[Records from a collection of figures]
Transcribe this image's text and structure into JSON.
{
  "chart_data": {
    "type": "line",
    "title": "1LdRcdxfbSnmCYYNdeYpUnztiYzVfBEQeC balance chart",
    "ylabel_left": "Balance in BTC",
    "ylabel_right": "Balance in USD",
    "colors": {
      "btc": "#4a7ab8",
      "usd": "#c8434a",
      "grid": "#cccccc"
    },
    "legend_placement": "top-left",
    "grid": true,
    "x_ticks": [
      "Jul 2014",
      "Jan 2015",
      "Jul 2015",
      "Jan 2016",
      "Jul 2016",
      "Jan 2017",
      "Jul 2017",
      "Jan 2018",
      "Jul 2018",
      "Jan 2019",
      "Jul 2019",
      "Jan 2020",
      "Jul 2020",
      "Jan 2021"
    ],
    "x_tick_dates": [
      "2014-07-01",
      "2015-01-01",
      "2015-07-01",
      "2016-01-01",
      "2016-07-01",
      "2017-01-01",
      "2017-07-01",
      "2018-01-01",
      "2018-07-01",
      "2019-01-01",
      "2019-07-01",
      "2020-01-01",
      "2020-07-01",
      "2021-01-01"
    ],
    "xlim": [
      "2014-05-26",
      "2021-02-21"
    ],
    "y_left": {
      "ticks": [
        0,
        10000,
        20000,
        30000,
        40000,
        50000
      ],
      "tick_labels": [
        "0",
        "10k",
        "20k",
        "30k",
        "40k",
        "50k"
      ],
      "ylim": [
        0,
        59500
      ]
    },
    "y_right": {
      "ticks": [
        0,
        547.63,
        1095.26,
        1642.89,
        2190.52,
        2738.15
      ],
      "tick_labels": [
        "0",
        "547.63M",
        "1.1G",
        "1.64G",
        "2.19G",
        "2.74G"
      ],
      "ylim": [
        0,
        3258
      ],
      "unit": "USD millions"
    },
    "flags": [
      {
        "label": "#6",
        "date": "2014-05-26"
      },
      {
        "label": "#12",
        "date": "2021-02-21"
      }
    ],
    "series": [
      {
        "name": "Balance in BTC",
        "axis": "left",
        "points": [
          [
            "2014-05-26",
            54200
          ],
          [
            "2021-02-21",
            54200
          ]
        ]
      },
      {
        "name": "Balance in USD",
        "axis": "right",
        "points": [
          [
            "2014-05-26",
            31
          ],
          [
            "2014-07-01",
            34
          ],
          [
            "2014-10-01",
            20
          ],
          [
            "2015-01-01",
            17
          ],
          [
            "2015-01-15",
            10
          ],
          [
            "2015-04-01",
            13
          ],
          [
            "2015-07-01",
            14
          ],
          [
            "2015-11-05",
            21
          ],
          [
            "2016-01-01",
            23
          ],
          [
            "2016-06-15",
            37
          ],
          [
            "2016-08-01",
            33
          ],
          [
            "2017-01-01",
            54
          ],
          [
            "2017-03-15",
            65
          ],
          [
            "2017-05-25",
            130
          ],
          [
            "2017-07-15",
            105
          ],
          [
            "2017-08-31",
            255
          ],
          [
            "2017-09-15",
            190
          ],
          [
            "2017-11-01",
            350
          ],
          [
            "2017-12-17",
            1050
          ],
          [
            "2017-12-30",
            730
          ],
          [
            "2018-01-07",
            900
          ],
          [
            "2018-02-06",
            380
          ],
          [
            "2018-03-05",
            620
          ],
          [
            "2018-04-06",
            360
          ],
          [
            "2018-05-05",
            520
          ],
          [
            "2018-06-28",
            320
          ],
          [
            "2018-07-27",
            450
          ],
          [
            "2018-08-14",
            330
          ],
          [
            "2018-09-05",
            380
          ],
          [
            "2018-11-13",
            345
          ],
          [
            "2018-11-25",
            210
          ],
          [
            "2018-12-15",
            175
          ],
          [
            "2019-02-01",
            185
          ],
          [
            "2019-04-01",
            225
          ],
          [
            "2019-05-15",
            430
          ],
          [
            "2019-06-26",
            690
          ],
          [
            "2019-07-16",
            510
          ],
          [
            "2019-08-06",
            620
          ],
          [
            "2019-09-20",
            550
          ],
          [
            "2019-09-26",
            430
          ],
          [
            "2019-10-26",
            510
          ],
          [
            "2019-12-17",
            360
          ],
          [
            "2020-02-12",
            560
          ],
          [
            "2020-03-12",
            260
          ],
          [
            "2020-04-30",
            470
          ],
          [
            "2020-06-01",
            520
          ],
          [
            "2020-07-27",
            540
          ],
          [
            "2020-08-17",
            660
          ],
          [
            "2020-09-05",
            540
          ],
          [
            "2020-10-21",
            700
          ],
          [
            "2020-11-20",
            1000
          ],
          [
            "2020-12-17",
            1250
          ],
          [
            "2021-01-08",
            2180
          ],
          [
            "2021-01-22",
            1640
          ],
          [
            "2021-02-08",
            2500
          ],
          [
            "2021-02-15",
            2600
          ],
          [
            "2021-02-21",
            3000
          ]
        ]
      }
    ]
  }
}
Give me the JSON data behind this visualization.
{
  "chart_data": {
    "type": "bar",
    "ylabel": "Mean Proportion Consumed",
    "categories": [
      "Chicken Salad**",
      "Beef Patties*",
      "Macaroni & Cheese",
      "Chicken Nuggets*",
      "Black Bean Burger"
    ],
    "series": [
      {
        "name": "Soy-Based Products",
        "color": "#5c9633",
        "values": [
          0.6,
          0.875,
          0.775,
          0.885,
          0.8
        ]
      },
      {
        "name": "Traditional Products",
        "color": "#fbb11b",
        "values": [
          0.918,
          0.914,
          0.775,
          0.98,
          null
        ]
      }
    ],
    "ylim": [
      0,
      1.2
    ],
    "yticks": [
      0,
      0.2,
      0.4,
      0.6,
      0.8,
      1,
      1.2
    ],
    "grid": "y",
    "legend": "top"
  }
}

**DO THIS:** Copy every line that includes the string "name" from the material above.

**SOLUTION TO THIS TASK:**
        "name": "Balance in BTC",
        "name": "Balance in USD",
        "name": "Soy-Based Products",
        "name": "Traditional Products",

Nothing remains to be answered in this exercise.